■ **WORK REQUIRED**:
Sort through the data and copy the lines holding the word "population".
=-=-=-=-=
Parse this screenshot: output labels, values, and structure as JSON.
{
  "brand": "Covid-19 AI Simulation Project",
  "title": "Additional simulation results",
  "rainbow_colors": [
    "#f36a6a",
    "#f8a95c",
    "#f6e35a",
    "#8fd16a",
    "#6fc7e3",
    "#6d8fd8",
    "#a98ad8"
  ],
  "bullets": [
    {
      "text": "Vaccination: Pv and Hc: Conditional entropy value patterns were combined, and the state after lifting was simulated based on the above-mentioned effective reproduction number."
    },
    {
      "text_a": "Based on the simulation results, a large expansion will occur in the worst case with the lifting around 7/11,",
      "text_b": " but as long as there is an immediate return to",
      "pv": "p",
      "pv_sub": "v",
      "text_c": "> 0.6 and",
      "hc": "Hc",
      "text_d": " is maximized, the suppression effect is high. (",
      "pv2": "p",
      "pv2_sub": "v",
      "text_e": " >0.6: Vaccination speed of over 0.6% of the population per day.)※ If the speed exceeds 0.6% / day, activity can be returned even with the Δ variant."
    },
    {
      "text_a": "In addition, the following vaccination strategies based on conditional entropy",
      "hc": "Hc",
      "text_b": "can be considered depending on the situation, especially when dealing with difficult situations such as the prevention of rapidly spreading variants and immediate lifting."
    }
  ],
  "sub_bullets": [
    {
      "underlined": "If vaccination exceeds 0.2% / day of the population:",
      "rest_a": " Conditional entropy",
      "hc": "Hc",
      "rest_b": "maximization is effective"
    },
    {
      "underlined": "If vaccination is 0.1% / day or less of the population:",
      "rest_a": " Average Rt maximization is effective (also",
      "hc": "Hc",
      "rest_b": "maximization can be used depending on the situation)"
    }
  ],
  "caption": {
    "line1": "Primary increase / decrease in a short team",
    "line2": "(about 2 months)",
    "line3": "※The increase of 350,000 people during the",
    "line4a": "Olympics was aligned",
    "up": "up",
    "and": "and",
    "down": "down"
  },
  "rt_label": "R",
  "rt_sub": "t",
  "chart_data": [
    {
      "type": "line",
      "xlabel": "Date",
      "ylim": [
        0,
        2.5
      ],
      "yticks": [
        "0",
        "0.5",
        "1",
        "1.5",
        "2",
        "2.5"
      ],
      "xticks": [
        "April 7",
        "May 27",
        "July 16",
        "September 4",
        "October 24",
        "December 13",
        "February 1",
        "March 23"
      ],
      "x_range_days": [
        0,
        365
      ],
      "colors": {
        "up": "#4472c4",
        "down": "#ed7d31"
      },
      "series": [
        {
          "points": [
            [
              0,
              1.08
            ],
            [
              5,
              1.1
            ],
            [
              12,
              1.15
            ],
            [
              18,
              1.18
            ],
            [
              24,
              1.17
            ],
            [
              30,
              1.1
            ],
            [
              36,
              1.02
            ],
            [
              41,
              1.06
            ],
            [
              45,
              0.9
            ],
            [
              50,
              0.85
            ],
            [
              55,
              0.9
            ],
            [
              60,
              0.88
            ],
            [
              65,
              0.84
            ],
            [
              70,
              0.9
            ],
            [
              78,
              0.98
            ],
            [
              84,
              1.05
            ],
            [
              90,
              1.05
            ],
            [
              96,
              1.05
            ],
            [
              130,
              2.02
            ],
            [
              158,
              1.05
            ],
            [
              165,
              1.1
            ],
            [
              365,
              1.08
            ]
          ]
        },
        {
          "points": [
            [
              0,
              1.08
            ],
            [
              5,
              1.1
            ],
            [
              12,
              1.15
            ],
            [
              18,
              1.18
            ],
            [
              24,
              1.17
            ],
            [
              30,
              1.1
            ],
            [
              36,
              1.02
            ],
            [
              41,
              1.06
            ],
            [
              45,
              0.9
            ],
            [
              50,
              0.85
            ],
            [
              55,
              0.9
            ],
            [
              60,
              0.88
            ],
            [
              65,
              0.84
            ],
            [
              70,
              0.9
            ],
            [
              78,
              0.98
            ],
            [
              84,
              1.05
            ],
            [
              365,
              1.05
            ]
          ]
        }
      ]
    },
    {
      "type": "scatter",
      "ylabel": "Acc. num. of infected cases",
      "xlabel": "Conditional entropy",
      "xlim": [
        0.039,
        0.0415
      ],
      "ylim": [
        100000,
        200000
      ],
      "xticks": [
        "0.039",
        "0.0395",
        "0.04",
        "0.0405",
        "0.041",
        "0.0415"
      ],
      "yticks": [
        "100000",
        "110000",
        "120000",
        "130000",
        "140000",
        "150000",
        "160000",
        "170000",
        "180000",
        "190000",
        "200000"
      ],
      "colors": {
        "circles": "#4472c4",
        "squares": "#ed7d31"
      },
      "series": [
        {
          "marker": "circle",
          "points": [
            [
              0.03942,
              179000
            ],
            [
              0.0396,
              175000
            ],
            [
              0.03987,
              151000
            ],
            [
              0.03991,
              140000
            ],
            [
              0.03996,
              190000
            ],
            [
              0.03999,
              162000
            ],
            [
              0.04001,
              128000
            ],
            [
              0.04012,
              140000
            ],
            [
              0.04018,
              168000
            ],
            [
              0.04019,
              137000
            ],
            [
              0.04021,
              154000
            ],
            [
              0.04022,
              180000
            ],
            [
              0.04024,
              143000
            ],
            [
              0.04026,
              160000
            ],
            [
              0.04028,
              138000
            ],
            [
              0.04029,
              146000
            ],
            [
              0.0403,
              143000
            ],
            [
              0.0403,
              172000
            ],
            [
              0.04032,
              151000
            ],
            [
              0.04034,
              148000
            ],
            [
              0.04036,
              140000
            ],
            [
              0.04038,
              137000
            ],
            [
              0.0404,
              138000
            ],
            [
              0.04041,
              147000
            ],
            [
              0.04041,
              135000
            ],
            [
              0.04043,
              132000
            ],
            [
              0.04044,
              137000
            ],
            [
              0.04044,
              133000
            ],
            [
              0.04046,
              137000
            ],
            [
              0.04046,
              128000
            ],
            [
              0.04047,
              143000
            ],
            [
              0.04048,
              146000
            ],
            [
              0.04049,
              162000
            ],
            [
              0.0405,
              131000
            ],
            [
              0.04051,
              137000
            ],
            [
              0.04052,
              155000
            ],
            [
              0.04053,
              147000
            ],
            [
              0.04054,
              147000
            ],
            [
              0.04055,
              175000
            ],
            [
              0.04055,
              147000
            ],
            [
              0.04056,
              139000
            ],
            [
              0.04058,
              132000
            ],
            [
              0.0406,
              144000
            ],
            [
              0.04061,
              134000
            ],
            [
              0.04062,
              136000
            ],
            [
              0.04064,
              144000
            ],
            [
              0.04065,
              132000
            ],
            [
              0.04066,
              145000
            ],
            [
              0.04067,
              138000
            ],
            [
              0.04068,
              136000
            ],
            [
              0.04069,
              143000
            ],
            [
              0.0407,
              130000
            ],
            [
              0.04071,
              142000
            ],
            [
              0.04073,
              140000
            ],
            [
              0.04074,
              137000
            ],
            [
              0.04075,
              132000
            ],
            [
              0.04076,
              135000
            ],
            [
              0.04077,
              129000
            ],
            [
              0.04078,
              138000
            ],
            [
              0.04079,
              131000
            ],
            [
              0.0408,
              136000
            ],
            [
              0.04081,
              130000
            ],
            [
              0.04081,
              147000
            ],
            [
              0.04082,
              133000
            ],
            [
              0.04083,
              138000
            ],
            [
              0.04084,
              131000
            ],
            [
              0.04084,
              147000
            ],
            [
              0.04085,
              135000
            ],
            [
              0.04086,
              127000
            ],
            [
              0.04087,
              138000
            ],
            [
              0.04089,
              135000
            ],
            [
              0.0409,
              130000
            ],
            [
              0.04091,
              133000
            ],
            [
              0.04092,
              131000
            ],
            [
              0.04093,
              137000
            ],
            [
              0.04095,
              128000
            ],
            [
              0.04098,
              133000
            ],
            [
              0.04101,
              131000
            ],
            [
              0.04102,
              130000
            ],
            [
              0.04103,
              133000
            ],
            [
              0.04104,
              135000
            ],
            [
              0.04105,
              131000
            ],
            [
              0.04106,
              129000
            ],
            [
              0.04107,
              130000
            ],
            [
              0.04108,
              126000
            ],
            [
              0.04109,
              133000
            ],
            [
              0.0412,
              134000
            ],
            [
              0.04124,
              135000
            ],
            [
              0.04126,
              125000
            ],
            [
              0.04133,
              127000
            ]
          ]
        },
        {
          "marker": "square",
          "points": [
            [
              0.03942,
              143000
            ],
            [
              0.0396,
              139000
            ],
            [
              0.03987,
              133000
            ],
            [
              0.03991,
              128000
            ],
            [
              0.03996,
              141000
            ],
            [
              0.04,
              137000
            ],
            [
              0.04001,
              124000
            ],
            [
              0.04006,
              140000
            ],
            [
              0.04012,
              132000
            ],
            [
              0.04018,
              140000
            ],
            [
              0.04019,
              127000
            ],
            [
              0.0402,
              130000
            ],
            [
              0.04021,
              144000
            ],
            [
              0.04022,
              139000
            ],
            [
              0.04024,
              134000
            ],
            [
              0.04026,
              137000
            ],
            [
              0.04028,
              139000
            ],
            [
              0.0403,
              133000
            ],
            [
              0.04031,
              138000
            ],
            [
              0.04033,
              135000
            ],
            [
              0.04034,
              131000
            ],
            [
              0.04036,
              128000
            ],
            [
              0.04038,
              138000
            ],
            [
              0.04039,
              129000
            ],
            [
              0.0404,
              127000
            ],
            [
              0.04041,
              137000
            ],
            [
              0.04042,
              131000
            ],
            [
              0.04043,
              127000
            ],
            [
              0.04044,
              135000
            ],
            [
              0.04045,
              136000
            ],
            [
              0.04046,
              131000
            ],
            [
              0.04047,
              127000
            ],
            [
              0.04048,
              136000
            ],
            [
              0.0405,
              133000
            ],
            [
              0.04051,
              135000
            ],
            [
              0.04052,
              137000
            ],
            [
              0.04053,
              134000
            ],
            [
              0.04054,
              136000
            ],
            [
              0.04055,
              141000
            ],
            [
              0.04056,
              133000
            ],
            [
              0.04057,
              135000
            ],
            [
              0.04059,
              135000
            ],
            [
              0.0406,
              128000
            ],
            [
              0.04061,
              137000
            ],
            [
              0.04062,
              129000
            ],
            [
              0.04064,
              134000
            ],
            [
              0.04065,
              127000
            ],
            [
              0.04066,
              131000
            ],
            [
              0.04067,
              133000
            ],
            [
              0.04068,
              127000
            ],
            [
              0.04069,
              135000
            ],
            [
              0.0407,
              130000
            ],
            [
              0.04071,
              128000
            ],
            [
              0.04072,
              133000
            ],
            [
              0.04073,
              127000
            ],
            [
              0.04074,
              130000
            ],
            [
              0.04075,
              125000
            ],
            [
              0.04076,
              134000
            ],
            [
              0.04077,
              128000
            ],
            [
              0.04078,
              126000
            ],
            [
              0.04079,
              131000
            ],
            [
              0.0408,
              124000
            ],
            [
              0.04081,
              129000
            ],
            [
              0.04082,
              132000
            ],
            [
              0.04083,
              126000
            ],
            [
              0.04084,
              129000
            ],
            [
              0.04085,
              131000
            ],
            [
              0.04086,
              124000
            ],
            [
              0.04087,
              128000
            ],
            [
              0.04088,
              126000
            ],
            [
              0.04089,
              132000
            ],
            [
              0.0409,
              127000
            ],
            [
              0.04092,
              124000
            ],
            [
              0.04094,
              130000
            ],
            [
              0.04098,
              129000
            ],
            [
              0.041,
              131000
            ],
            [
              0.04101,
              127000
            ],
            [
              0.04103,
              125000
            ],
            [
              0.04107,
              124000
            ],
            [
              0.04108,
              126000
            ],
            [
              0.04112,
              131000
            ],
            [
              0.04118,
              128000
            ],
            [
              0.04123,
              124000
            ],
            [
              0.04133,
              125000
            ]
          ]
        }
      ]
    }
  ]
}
=-=-=-=-=
■ **IN RESPONSE**:
      "text_e": " >0.6: Vaccination speed of over 0.6% of the population per day.)※ If the speed exceeds 0.6% / day, activity can be returned even with the Δ variant."
      "underlined": "If vaccination exceeds 0.2% / day of the population:",
      "underlined": "If vaccination is 0.1% / day or less of the population:",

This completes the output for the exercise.